=== Work instructions ===
Please set down the lines below verbatim, beginning at the line that contains "label-P: P xyxy=(133,150,140,160)" and stopping after the line that contains "q20-line1: 20．某校一块空地的轮廓线如图所示，曲线段 OM".

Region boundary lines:
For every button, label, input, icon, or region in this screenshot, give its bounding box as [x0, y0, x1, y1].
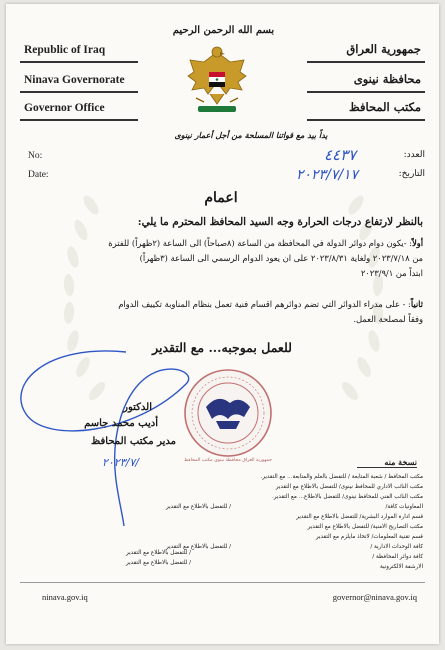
copy-line-8: كافة الوحدات الادارية / [370, 544, 423, 550]
item-first-label: أولاً [411, 238, 423, 248]
slogan: يداً بيد مع قواتنا المسلحة من أجل أعمار نينوى [174, 130, 328, 140]
copy-line-7: قسم تقنية المعلومات/ لاتخاذ مايلزم مع التقدير [315, 534, 423, 540]
header-country-en: Republic of Iraq [24, 44, 106, 56]
item-second-text-1: - على مدراء الدوائر التي تضم دوائرهم اقسام فنية تعمل بنظام المناوبة تكييف الدوام [118, 299, 406, 309]
signatory-name: أديب محمد جاسم [84, 418, 158, 429]
header-office-ar: مكتب المحافظ [349, 100, 421, 114]
header-governorate-ar: محافظة نينوى [353, 72, 421, 86]
basmala: بسم الله الرحمن الرحيم [172, 25, 275, 36]
item-first [18, 236, 423, 281]
header-rule-left-1 [20, 61, 138, 63]
copy-side-note-2: / للتفضل بالاطلاع مع التقدير [166, 544, 232, 550]
date-label-ar: التاريخ: [398, 169, 425, 179]
copy-line-9: كافة دوائر المحافظة / [372, 554, 423, 560]
stamp-ring-text: جمهورية العراق محافظة نينوى مكتب المحافظ [184, 458, 272, 463]
closing-line: للعمل بموجبه... مع التقدير [152, 340, 292, 355]
item-first-text-1: -يكون دوام دوائر الدولة في المحافظة من الساعة (٨صباحاً) الى الساعة (٢ظهراً) للفترة [108, 238, 407, 248]
item-second-text-2: وفقاً لمصلحة العمل. [353, 314, 423, 324]
number-label-en: No: [28, 151, 43, 161]
signatory-position: مدير مكتب المحافظ [91, 436, 176, 447]
document-title: اعمام [204, 190, 238, 206]
copy-line-5: قسم ادارة الموارد البشرية/ للتفضل بالاطلاع مع التقدير [296, 514, 423, 520]
item-second [18, 297, 423, 327]
official-stamp-icon [182, 367, 274, 459]
iraq-eagle-emblem-icon [184, 42, 250, 124]
date-label-en: Date: [28, 170, 49, 180]
copy-side-note-4: / للتفضل بالاطلاع مع التقدير [126, 560, 192, 566]
header-country-ar: جمهورية العراق [346, 42, 421, 56]
copies-heading: نسخة منه [384, 457, 417, 467]
item-first-text-3: ابتداً من ٢٠٢٣/٩/١ [360, 268, 423, 278]
header-office-en: Governor Office [24, 102, 105, 114]
item-first-text-2: من ٢٠٢٣/٧/١٨ ولغاية ٢٠٢٣/٨/٣١ على ان يعود الدوام الرسمي الى الساعة (٣ظهراً) [139, 253, 423, 263]
header-rule-left-2 [20, 91, 138, 93]
number-label-ar: العدد: [403, 150, 425, 160]
signature-date-handwritten: ٢٠٢٣/٧/ [102, 456, 139, 469]
header-rule-left-3 [20, 119, 138, 121]
document-date-value: ٢٠٢٣/٧/١٧ [296, 167, 359, 183]
item-first-line-1: أولاً: -يكون دوام دوائر الدولة في المحافظة من الساعة (٨صباحاً) الى الساعة (٢ظهراً) للفترة [108, 238, 423, 248]
copy-line-4: المعاونيات كافة/ [385, 504, 423, 510]
copy-side-note-3: / للتفضل بالاطلاع مع التقدير [126, 550, 192, 556]
document-number-value: ٤٤٣٧ [324, 146, 357, 164]
footer-website: ninava.gov.iq [42, 592, 88, 602]
item-second-line-1: ثانياً: - على مدراء الدوائر التي تضم دوائرهم اقسام فنية تعمل بنظام المناوبة تكييف الدوام [118, 299, 423, 309]
footer-email: governor@ninava.gov.iq [332, 592, 417, 602]
footer-rule [20, 582, 425, 583]
subject-line: بالنظر لارتفاع درجات الحرارة وجه السيد المحافظ المحترم ما يلي: [137, 216, 423, 228]
header-rule-right-1 [307, 61, 425, 63]
copy-side-note-1: / للتفضل بالاطلاع مع التقدير [166, 504, 232, 510]
copy-line-6: مكتب التصاريح الامنية/ للتفضل بالاطلاع مع التقدير [307, 524, 423, 530]
document-page [6, 4, 439, 644]
signatory-title: الدكتور [123, 402, 152, 413]
item-second-label: ثانياً [410, 299, 423, 309]
copies-heading-rule [357, 467, 417, 468]
header-governorate-en: Ninava Governorate [24, 74, 125, 86]
header-rule-right-3 [307, 119, 425, 121]
copy-line-10: الارشفة الالكترونية [380, 564, 423, 570]
header-rule-right-2 [307, 91, 425, 93]
copy-line-2: مكتب النائب الاداري للمحافظ نينوى/ للتفضل بالاطلاع مع التقدير [275, 484, 423, 490]
copy-line-1: مكتب المحافظ / شعبة المتابعة / للتفضل بالعلم والمتابعة... مع التقدير. [260, 474, 423, 480]
copy-line-3: مكتب النائب الفني للمحافظ نينوى/ للتفضل بالاطلاع... مع التقدير. [272, 494, 423, 500]
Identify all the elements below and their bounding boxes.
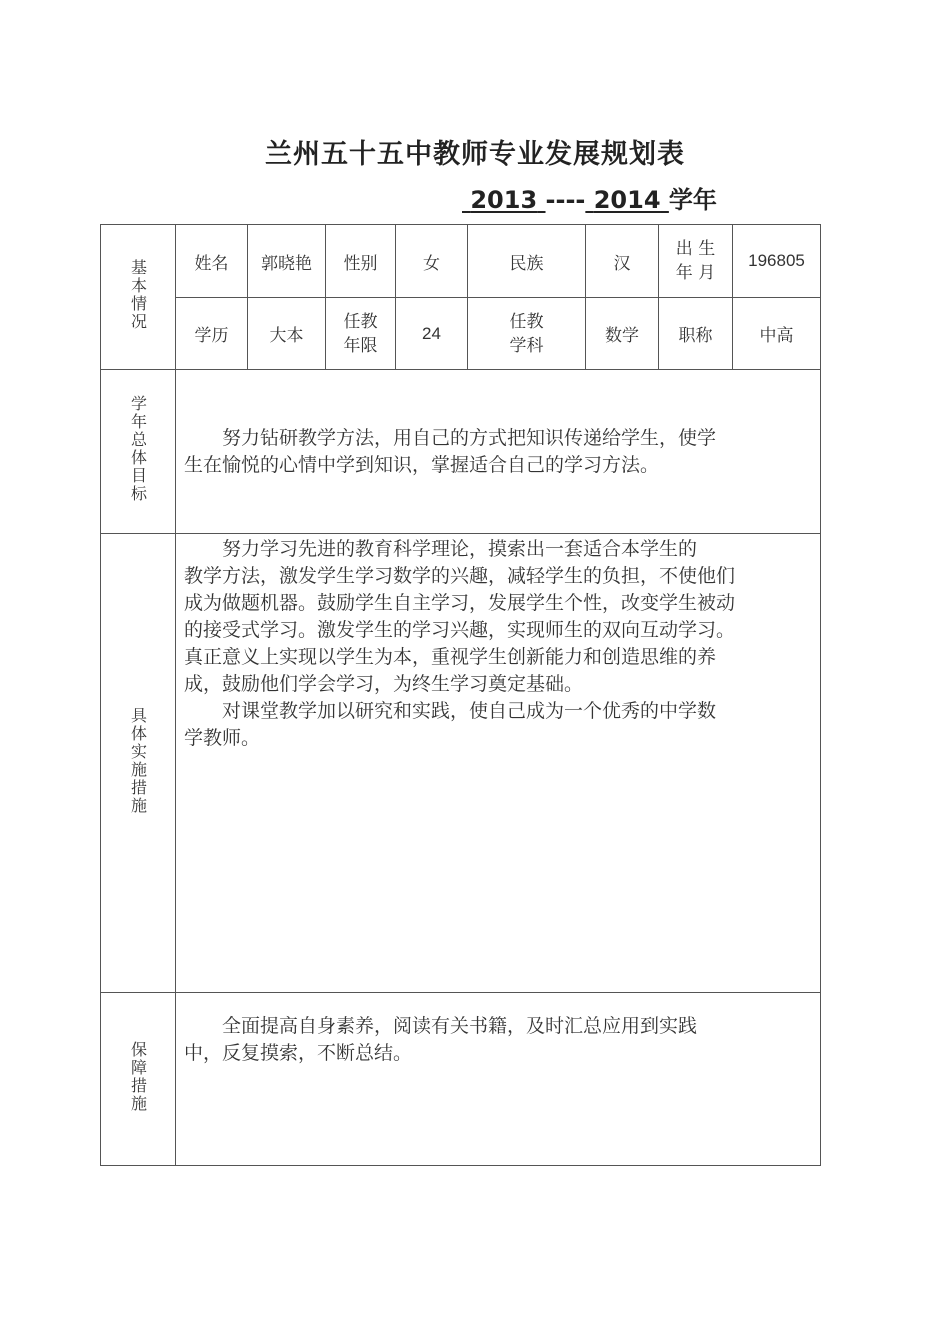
measures-content bbox=[176, 534, 821, 993]
job-title-label: 职称 bbox=[659, 298, 733, 370]
page-title: 兰州五十五中教师专业发展规划表 bbox=[265, 139, 685, 170]
measures-text-line-6: 成，鼓励他们学会学习，为终生学习奠定基础。 bbox=[184, 673, 584, 695]
basic-info-label: 基本情况 bbox=[128, 258, 148, 331]
tenure-label-line-2: 年限 bbox=[343, 335, 378, 356]
gender-label: 性别 bbox=[326, 225, 396, 298]
school-year-line bbox=[462, 180, 717, 215]
development-plan-table bbox=[100, 224, 821, 1166]
measures-row bbox=[101, 534, 821, 993]
year-separator: ---- bbox=[545, 186, 586, 214]
goal-text-line-2: 生在愉悦的心情中学到知识，掌握适合自己的学习方法。 bbox=[184, 453, 660, 476]
goal-row bbox=[101, 370, 821, 534]
measures-label: 具体实施措施 bbox=[128, 706, 148, 815]
measures-text-line-8: 学教师。 bbox=[184, 727, 261, 749]
education-value: 大本 bbox=[248, 298, 326, 370]
name-label: 姓名 bbox=[176, 225, 248, 298]
subject-value: 数学 bbox=[586, 298, 659, 370]
measures-label-cell bbox=[101, 534, 176, 993]
birth-label-line-1: 出 生 bbox=[675, 239, 716, 259]
basic-info-label-cell bbox=[101, 225, 176, 370]
goal-text-line-1: 努力钻研教学方法，用自己的方式把知识传递给学生，使学 bbox=[222, 426, 717, 449]
goal-label-cell bbox=[101, 370, 176, 534]
year-start: 2013 bbox=[470, 186, 538, 214]
tenure-value: 24 bbox=[396, 298, 468, 370]
measures-text-line-7: 对课堂教学加以研究和实践，使自己成为一个优秀的中学数 bbox=[222, 700, 717, 722]
year-end: 2014 bbox=[593, 186, 661, 214]
subject-label-line-2: 学科 bbox=[509, 335, 544, 356]
basic-info-row-1 bbox=[101, 225, 821, 298]
tenure-label-line-1: 任教 bbox=[343, 311, 378, 332]
ethnicity-value: 汉 bbox=[586, 225, 659, 298]
birth-value: 196805 bbox=[733, 225, 821, 298]
measures-text-line-1: 努力学习先进的教育科学理论，摸索出一套适合本学生的 bbox=[222, 538, 698, 560]
guarantee-content bbox=[176, 993, 821, 1166]
goal-label: 学年总体目标 bbox=[128, 395, 148, 503]
ethnicity-label: 民族 bbox=[468, 225, 586, 298]
measures-text-line-3: 成为做题机器。鼓励学生自主学习，发展学生个性，改变学生被动 bbox=[184, 592, 736, 614]
guarantee-label: 保障措施 bbox=[128, 1040, 148, 1113]
guarantee-row bbox=[101, 993, 821, 1166]
basic-info-row-2 bbox=[101, 298, 821, 370]
birth-label-cell bbox=[659, 225, 733, 298]
tenure-label-cell bbox=[326, 298, 396, 370]
job-title-value: 中高 bbox=[733, 298, 821, 370]
guarantee-text-line-1: 全面提高自身素养，阅读有关书籍，及时汇总应用到实践 bbox=[222, 1015, 698, 1037]
education-label: 学历 bbox=[176, 298, 248, 370]
guarantee-text-line-2: 中，反复摸索，不断总结。 bbox=[184, 1042, 413, 1064]
subject-label-cell bbox=[468, 298, 586, 370]
birth-label-line-2: 年 月 bbox=[675, 263, 716, 283]
goal-content bbox=[176, 370, 821, 534]
guarantee-label-cell bbox=[101, 993, 176, 1166]
measures-text-line-5: 真正意义上实现以学生为本，重视学生创新能力和创造思维的养 bbox=[184, 646, 717, 668]
subject-label-line-1: 任教 bbox=[509, 311, 544, 332]
year-suffix: 学年 bbox=[668, 186, 717, 214]
measures-text-line-4: 的接受式学习。激发学生的学习兴趣，实现师生的双向互动学习。 bbox=[184, 619, 736, 641]
name-value: 郭晓艳 bbox=[248, 225, 326, 298]
measures-text-line-2: 教学方法，激发学生学习数学的兴趣，减轻学生的负担，不使他们 bbox=[184, 565, 736, 587]
gender-value: 女 bbox=[396, 225, 468, 298]
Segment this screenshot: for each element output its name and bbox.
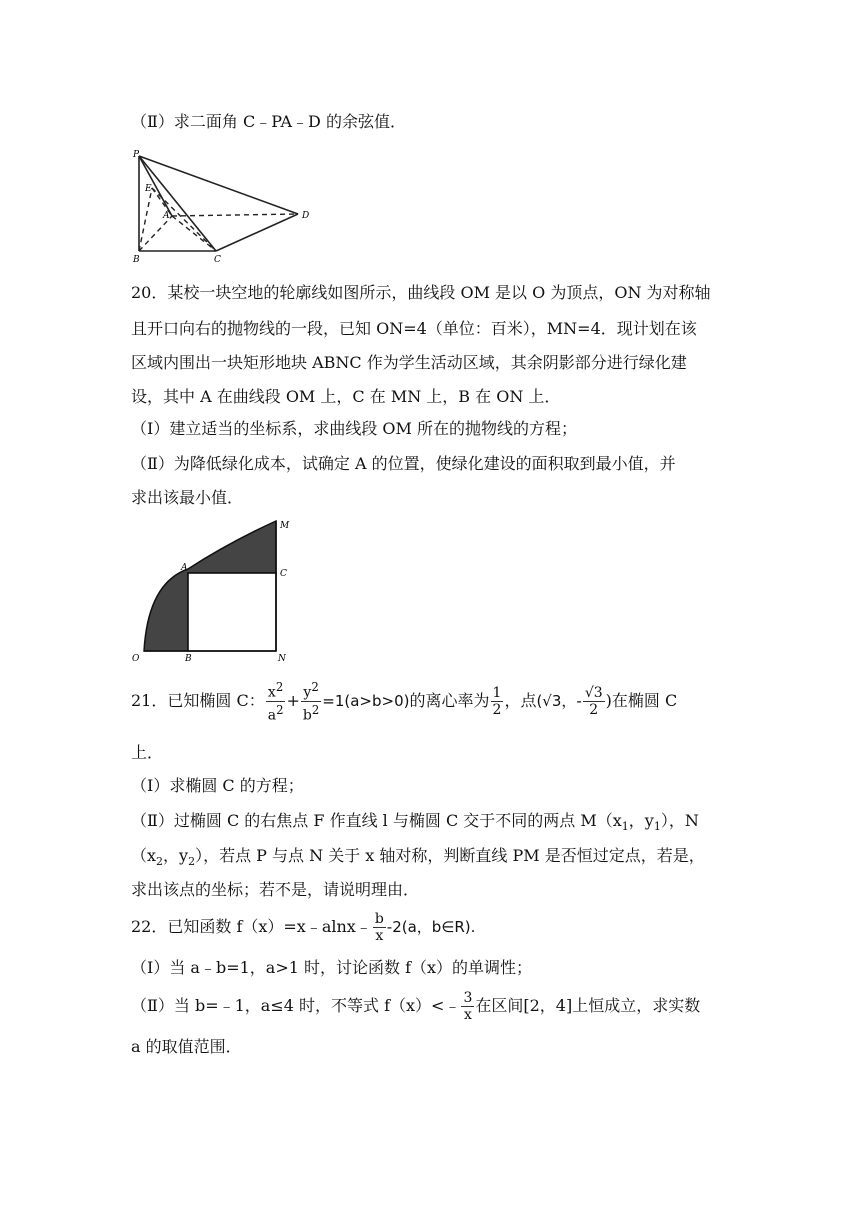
label-P: P xyxy=(133,150,140,160)
label-M: M xyxy=(280,521,290,531)
y2-over-b2: $\frac{y^2}{b^2}$ xyxy=(302,680,320,724)
label-A: A xyxy=(163,211,170,221)
label-O: O xyxy=(132,654,140,663)
q21-line1: 21．已知椭圆 C： $\frac{x^2}{a^2}$ + $\frac{y^2}{b^2}$ =1(a>b>0)的离心率为 $\frac{1}{2}$ ，点(√3，- $\frac{√3}{2}$ )在椭圆 C xyxy=(131,680,678,724)
q21-part2-line2: （$x_2$，$y_2$），若点 P 与点 N 关于 x 轴对称，判断直线 PM 是否恒过定点，若是， xyxy=(131,846,705,869)
q21-part1: （Ⅰ）求椭圆 C 的方程； xyxy=(131,776,304,795)
label-D: D xyxy=(302,211,310,221)
q20-part1: （Ⅰ）建立适当的坐标系，求曲线段 OM 所在的抛物线的方程； xyxy=(131,419,577,438)
q20-part2-line2: 求出该最小值． xyxy=(131,488,244,507)
pyramid-figure xyxy=(130,148,320,264)
q20-line3: 区域内围出一块矩形地块 ABNC 作为学生活动区域，其余阴影部分进行绿化建 xyxy=(131,353,687,372)
q22-part2-line2: a 的取值范围． xyxy=(131,1037,242,1056)
q21-line2: 上． xyxy=(131,743,164,762)
q20-line4: 设，其中 A 在曲线段 OM 上，C 在 MN 上，B 在 ON 上． xyxy=(131,387,561,406)
3-over-x: $\frac{3}{x}$ xyxy=(463,990,473,1023)
label-C: C xyxy=(214,255,221,264)
q21-part2-line3: 求出该点的坐标；若不是，请说明理由． xyxy=(131,880,420,899)
label-N: N xyxy=(278,654,286,663)
q21-part2-line1: （Ⅱ）过椭圆 C 的右焦点 F 作直线 l 与椭圆 C 交于不同的两点 $M(x_1$，$y_1$），N xyxy=(131,811,699,834)
point-y-fraction: $\frac{√3}{2}$ xyxy=(584,685,603,718)
q20-line2: 且开口向右的抛物线的一段，已知 ON=4（单位：百米），MN=4．现计划在该 xyxy=(131,319,697,338)
q22-part1: （Ⅰ）当 a﹣b=1，a>1 时，讨论函数 f（x）的单调性； xyxy=(131,958,533,977)
parabola-region-figure xyxy=(128,513,293,663)
q22-part2-line1: （Ⅱ）当 b=﹣1，a≤4 时，不等式 f（x）<﹣ $\frac{3}{x}$ 在区间[2，4]上恒成立，求实数 xyxy=(131,990,701,1023)
label-E: E xyxy=(145,184,152,194)
label-B: B xyxy=(133,255,140,264)
q20-line1: 20．某校一块空地的轮廓线如图所示，曲线段 OM 是以 O 为顶点，ON 为对称轴 xyxy=(131,283,711,302)
q19-part2: （Ⅱ）求二面角 C﹣PA﹣D 的余弦值． xyxy=(131,112,406,131)
label-B: B xyxy=(185,654,192,663)
x2-over-a2: $\frac{x^2}{a^2}$ xyxy=(267,680,284,724)
label-C: C xyxy=(280,569,287,579)
b-over-x: $\frac{b}{x}$ xyxy=(374,911,384,944)
q20-part2-line1: （Ⅱ）为降低绿化成本，试确定 A 的位置，使绿化建设的面积取到最小值，并 xyxy=(131,454,676,473)
q22-line1: 22．已知函数 f（x）=x﹣alnx﹣ $\frac{b}{x}$ -2(a，b∈R). xyxy=(131,911,476,944)
q21-prefix: 21．已知椭圆 C： xyxy=(131,691,265,710)
eccentricity-fraction: $\frac{1}{2}$ xyxy=(492,685,502,718)
label-A: A xyxy=(181,563,188,573)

=== Written solution ===
label-P: P xyxy=(133,150,140,160)
label-M: M xyxy=(280,521,290,531)
y2-over-b2: $\frac{y^2}{b^2}$ xyxy=(302,680,320,724)
label-A: A xyxy=(163,211,170,221)
label-O: O xyxy=(132,654,140,663)
q21-line1: 21．已知椭圆 C： $\frac{x^2}{a^2}$ + $\frac{y^2}{b^2}$ =1(a>b>0)的离心率为 $\frac{1}{2}$ ，点(√3，- $\frac{√3}{2}$ )在椭圆 C xyxy=(131,680,678,724)
q21-part2-line2: （$x_2$，$y_2$），若点 P 与点 N 关于 x 轴对称，判断直线 PM 是否恒过定点，若是， xyxy=(131,846,705,869)
q21-part1: （Ⅰ）求椭圆 C 的方程； xyxy=(131,776,304,795)
label-D: D xyxy=(302,211,310,221)
q20-part1: （Ⅰ）建立适当的坐标系，求曲线段 OM 所在的抛物线的方程； xyxy=(131,419,577,438)
q20-part2-line2: 求出该最小值． xyxy=(131,488,244,507)
pyramid-figure xyxy=(130,148,320,264)
q20-line3: 区域内围出一块矩形地块 ABNC 作为学生活动区域，其余阴影部分进行绿化建 xyxy=(131,353,687,372)
q22-part2-line2: a 的取值范围． xyxy=(131,1037,242,1056)
q21-line2: 上． xyxy=(131,743,164,762)
q20-line4: 设，其中 A 在曲线段 OM 上，C 在 MN 上，B 在 ON 上． xyxy=(131,387,561,406)
3-over-x: $\frac{3}{x}$ xyxy=(463,990,473,1023)
label-C: C xyxy=(214,255,221,264)
q21-part2-line3: 求出该点的坐标；若不是，请说明理由． xyxy=(131,880,420,899)
label-N: N xyxy=(278,654,286,663)
q21-part2-line1: （Ⅱ）过椭圆 C 的右焦点 F 作直线 l 与椭圆 C 交于不同的两点 $M(x_1$，$y_1$），N xyxy=(131,811,699,834)
point-y-fraction: $\frac{√3}{2}$ xyxy=(584,685,603,718)
q20-line2: 且开口向右的抛物线的一段，已知 ON=4（单位：百米），MN=4．现计划在该 xyxy=(131,319,697,338)
q22-part1: （Ⅰ）当 a﹣b=1，a>1 时，讨论函数 f（x）的单调性； xyxy=(131,958,533,977)
parabola-region-figure xyxy=(128,513,293,663)
q22-part2-line1: （Ⅱ）当 b=﹣1，a≤4 时，不等式 f（x）<﹣ $\frac{3}{x}$ 在区间[2，4]上恒成立，求实数 xyxy=(131,990,701,1023)
label-E: E xyxy=(145,184,152,194)
label-B: B xyxy=(133,255,140,264)
q20-line1: 20．某校一块空地的轮廓线如图所示，曲线段 OM 是以 O 为顶点，ON 为对称轴 xyxy=(131,283,711,302)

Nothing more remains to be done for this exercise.